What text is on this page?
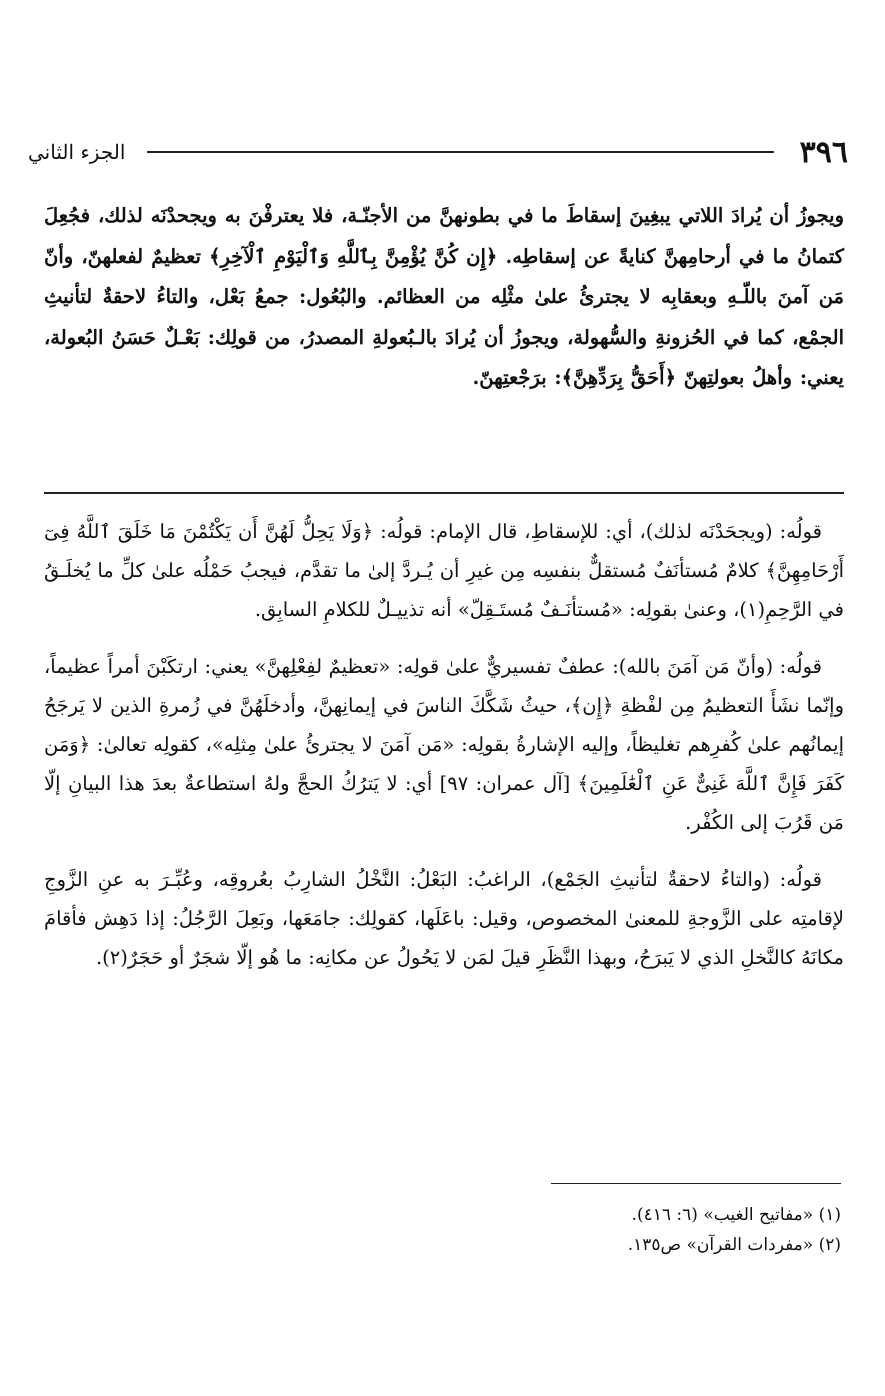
٣٩٦
الجزء الثاني
ويجوزُ أن يُرادَ اللاتي يبغِينَ إسقاطَ ما في بطونهنَّ من الأجنّـة، فلا يعترفْنَ به ويجحدْنَه لذلك، فجُعِلَ كتمانُ ما في أرحامِهنَّ كنايةً عن إسقاطِه. ﴿إِن كُنَّ يُؤْمِنَّ بِٱللَّهِ وَٱلْيَوْمِ ٱلْآخِرِ﴾ تعظيمٌ لفعلهنّ، وأنّ مَن آمنَ باللّـهِ وبعقابِه لا يجترئُ علىٰ مثْلِه من العظائم. والبُعُول: جمعُ بَعْل، والتاءُ لاحقةٌ لتأنيثِ الجمْع، كما في الحُزونةِ والسُّهولة، ويجوزُ أن يُرادَ بالـبُعولةِ المصدرُ، من قولِك: بَعْـلٌ حَسَنُ البُعولة، يعني: وأهلُ بعولتِهنّ ﴿أَحَقُّ بِرَدِّهِنَّ﴾: برَجْعتِهنّ.

قولُه: (ويجحَدْنَه لذلك)، أي: للإسقاطِ، قال الإمام: قولُه: ﴿وَلَا يَحِلُّ لَهُنَّ أَن يَكْتُمْنَ مَا خَلَقَ ٱللَّهُ فِىٓ أَرْحَامِهِنَّ﴾ كلامٌ مُستأنَفٌ مُستقلٌّ بنفسِه مِن غيرِ أن يُـردَّ إلىٰ ما تقدَّم، فيجبُ حَمْلُه علىٰ كلِّ ما يُخلَـقُ في الرَّحِمِ(١)، وعنىٰ بقولِه: «مُستأنَـفٌ مُستَـقِلّ» أنه تذييـلٌ للكلامِ السابِق.

قولُه: (وأنّ مَن آمَنَ بالله): عطفٌ تفسيريٌّ علىٰ قولِه: «تعظيمٌ لفِعْلِهنَّ» يعني: ارتكَبْنَ أمراً عظيماً، وإنّما نشَأَ التعظيمُ مِن لفْظةِ ﴿إِن﴾، حيثُ شَكَّكَ الناسَ في إيمانِهنَّ، وأدخلَهُنَّ في زُمرةِ الذين لا يَرجَحُ إيمانُهم علىٰ كُفرِهم تغليظاً، وإليه الإشارةُ بقولِه: «مَن آمَنَ لا يجترئُ علىٰ مِثلِه»، كقولِه تعالىٰ: ﴿وَمَن كَفَرَ فَإِنَّ ٱللَّهَ غَنِىٌّ عَنِ ٱلْعَٰلَمِينَ﴾ [آل عمران: ٩٧] أي: لا يَترُكُ الحجَّ ولهُ استطاعةٌ بعدَ هذا البيانِ إلّا مَن قَرُبَ إلى الكُفْر.

قولُه: (والتاءُ لاحقةٌ لتأنيثِ الجَمْع)، الراغبُ: البَعْلُ: النَّخْلُ الشارِبُ بعُروقِه، وعُبِّـرَ به عنِ الزَّوجِ لإقامتِه على الزَّوجةِ للمعنىٰ المخصوص، وقيل: باعَلَها، كقولِك: جامَعَها، وبَعِلَ الرَّجُلُ: إذا دَهِش فأقامَ مكانَهُ كالنَّخلِ الذي لا يَبرَحُ، وبهذا النَّظَرِ قيلَ لمَن لا يَحُولُ عن مكانِه: ما هُو إلّا شجَرٌ أو حَجَرٌ(٢).

(١) «مفاتيح الغيب» (٦: ٤١٦).
(٢) «مفردات القرآن» ص١٣٥.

____________

TASK STATEMENT: Restate the data above word for word. Skip every picture.

TASK RESULT:
What text is on this page?
٣٩٦
الجزء الثاني
ويجوزُ أن يُرادَ اللاتي يبغِينَ إسقاطَ ما في بطونهنَّ من الأجنّـة، فلا يعترفْنَ به ويجحدْنَه لذلك، فجُعِلَ كتمانُ ما في أرحامِهنَّ كنايةً عن إسقاطِه. ﴿إِن كُنَّ يُؤْمِنَّ بِٱللَّهِ وَٱلْيَوْمِ ٱلْآخِرِ﴾ تعظيمٌ لفعلهنّ، وأنّ مَن آمنَ باللّـهِ وبعقابِه لا يجترئُ علىٰ مثْلِه من العظائم. والبُعُول: جمعُ بَعْل، والتاءُ لاحقةٌ لتأنيثِ الجمْع، كما في الحُزونةِ والسُّهولة، ويجوزُ أن يُرادَ بالـبُعولةِ المصدرُ، من قولِك: بَعْـلٌ حَسَنُ البُعولة، يعني: وأهلُ بعولتِهنّ ﴿أَحَقُّ بِرَدِّهِنَّ﴾: برَجْعتِهنّ.

قولُه: (ويجحَدْنَه لذلك)، أي: للإسقاطِ، قال الإمام: قولُه: ﴿وَلَا يَحِلُّ لَهُنَّ أَن يَكْتُمْنَ مَا خَلَقَ ٱللَّهُ فِىٓ أَرْحَامِهِنَّ﴾ كلامٌ مُستأنَفٌ مُستقلٌّ بنفسِه مِن غيرِ أن يُـردَّ إلىٰ ما تقدَّم، فيجبُ حَمْلُه علىٰ كلِّ ما يُخلَـقُ في الرَّحِمِ(١)، وعنىٰ بقولِه: «مُستأنَـفٌ مُستَـقِلّ» أنه تذييـلٌ للكلامِ السابِق.

قولُه: (وأنّ مَن آمَنَ بالله): عطفٌ تفسيريٌّ علىٰ قولِه: «تعظيمٌ لفِعْلِهنَّ» يعني: ارتكَبْنَ أمراً عظيماً، وإنّما نشَأَ التعظيمُ مِن لفْظةِ ﴿إِن﴾، حيثُ شَكَّكَ الناسَ في إيمانِهنَّ، وأدخلَهُنَّ في زُمرةِ الذين لا يَرجَحُ إيمانُهم علىٰ كُفرِهم تغليظاً، وإليه الإشارةُ بقولِه: «مَن آمَنَ لا يجترئُ علىٰ مِثلِه»، كقولِه تعالىٰ: ﴿وَمَن كَفَرَ فَإِنَّ ٱللَّهَ غَنِىٌّ عَنِ ٱلْعَٰلَمِينَ﴾ [آل عمران: ٩٧] أي: لا يَترُكُ الحجَّ ولهُ استطاعةٌ بعدَ هذا البيانِ إلّا مَن قَرُبَ إلى الكُفْر.

قولُه: (والتاءُ لاحقةٌ لتأنيثِ الجَمْع)، الراغبُ: البَعْلُ: النَّخْلُ الشارِبُ بعُروقِه، وعُبِّـرَ به عنِ الزَّوجِ لإقامتِه على الزَّوجةِ للمعنىٰ المخصوص، وقيل: باعَلَها، كقولِك: جامَعَها، وبَعِلَ الرَّجُلُ: إذا دَهِش فأقامَ مكانَهُ كالنَّخلِ الذي لا يَبرَحُ، وبهذا النَّظَرِ قيلَ لمَن لا يَحُولُ عن مكانِه: ما هُو إلّا شجَرٌ أو حَجَرٌ(٢).

(١) «مفاتيح الغيب» (٦: ٤١٦).
(٢) «مفردات القرآن» ص١٣٥.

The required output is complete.